[start of Record list]

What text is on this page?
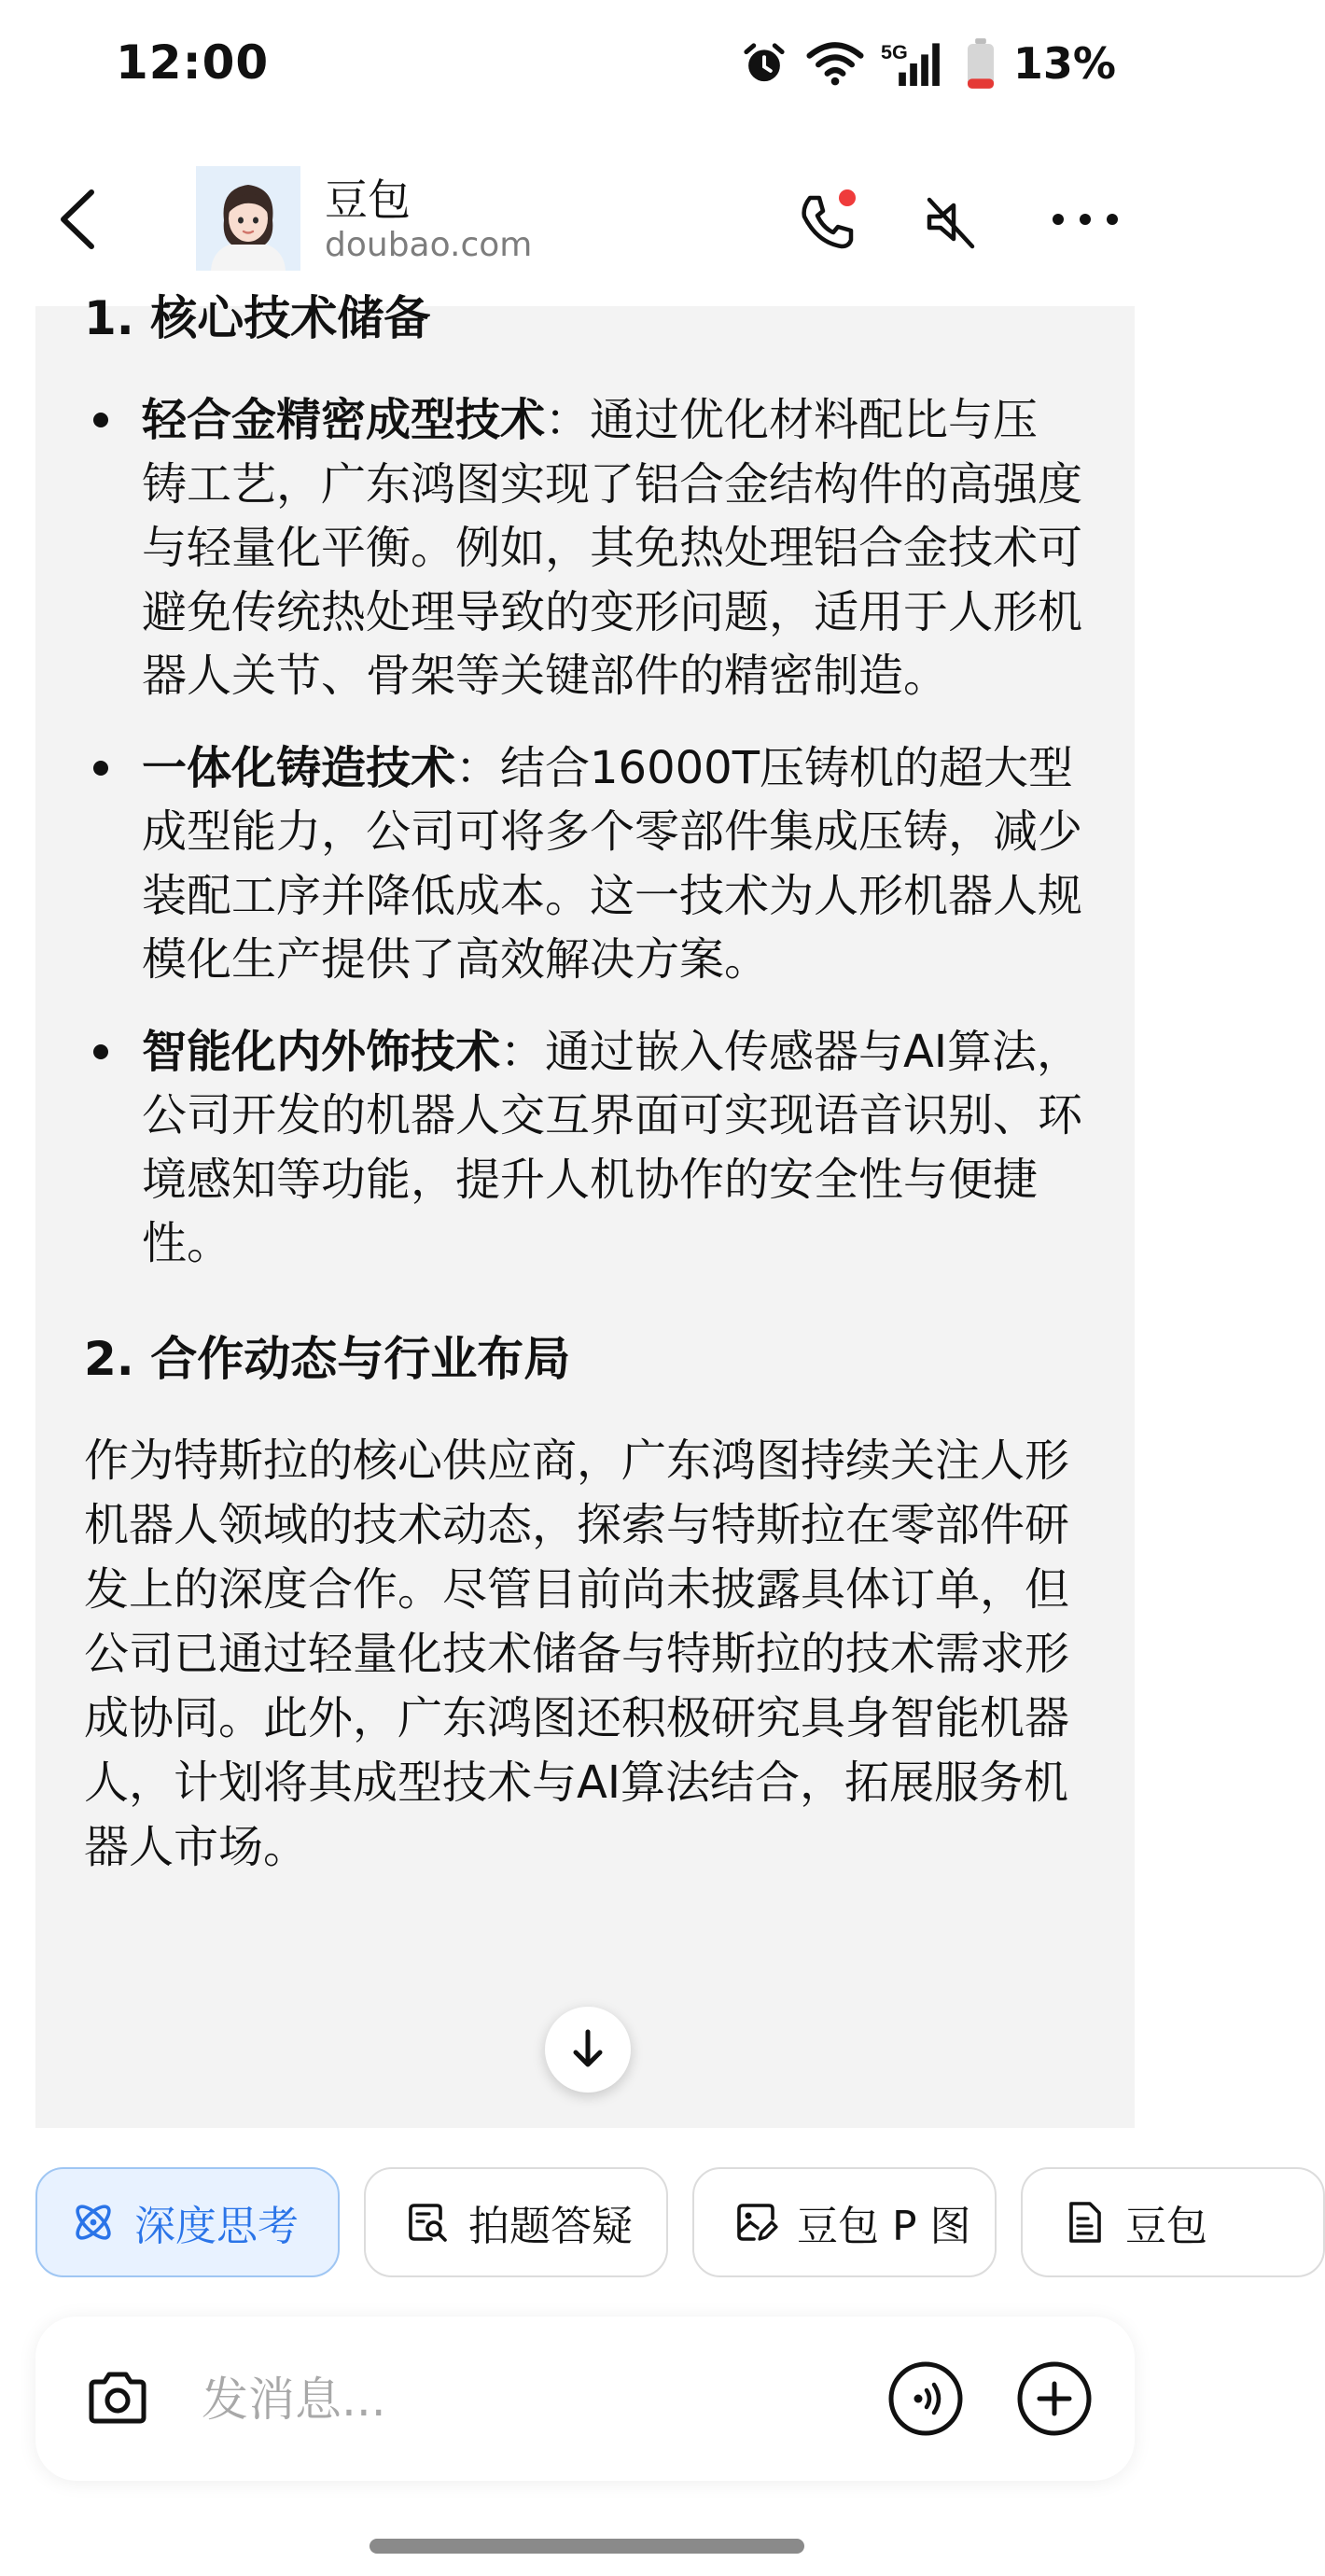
12:00	5G 13%
豆包
doubao.com
1. 核心技术储备
轻合金精密成型技术：通过优化材料配比与压铸工艺，广东鸿图实现了铝合金结构件的高强度与轻量化平衡。例如，其免热处理铝合金技术可避免传统热处理导致的变形问题，适用于人形机器人关节、骨架等关键部件的精密制造。
一体化铸造技术：结合16000T压铸机的超大型成型能力，公司可将多个零部件集成压铸，减少装配工序并降低成本。这一技术为人形机器人规模化生产提供了高效解决方案。
智能化内外饰技术：通过嵌入传感器与AI算法，公司开发的机器人交互界面可实现语音识别、环境感知等功能，提升人机协作的安全性与便捷性。
2. 合作动态与行业布局

作为特斯拉的核心供应商，广东鸿图持续关注人形机器人领域的技术动态，探索与特斯拉在零部件研发上的深度合作。尽管目前尚未披露具体订单，但公司已通过轻量化技术储备与特斯拉的技术需求形成协同。此外，广东鸿图还积极研究具身智能机器人，计划将其成型技术与AI算法结合，拓展服务机器人市场。

深度思考	拍题答疑	豆包 P 图	豆包
发消息...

[end of Record list]

Give the entries again without a single change, but with no pictures.

* **Response to the task**:
What text is on this page?
12:00	5G 13%
豆包
doubao.com
1. 核心技术储备
轻合金精密成型技术：通过优化材料配比与压铸工艺，广东鸿图实现了铝合金结构件的高强度与轻量化平衡。例如，其免热处理铝合金技术可避免传统热处理导致的变形问题，适用于人形机器人关节、骨架等关键部件的精密制造。
一体化铸造技术：结合16000T压铸机的超大型成型能力，公司可将多个零部件集成压铸，减少装配工序并降低成本。这一技术为人形机器人规模化生产提供了高效解决方案。
智能化内外饰技术：通过嵌入传感器与AI算法，公司开发的机器人交互界面可实现语音识别、环境感知等功能，提升人机协作的安全性与便捷性。
2. 合作动态与行业布局

作为特斯拉的核心供应商，广东鸿图持续关注人形机器人领域的技术动态，探索与特斯拉在零部件研发上的深度合作。尽管目前尚未披露具体订单，但公司已通过轻量化技术储备与特斯拉的技术需求形成协同。此外，广东鸿图还积极研究具身智能机器人，计划将其成型技术与AI算法结合，拓展服务机器人市场。

深度思考	拍题答疑	豆包 P 图	豆包
发消息...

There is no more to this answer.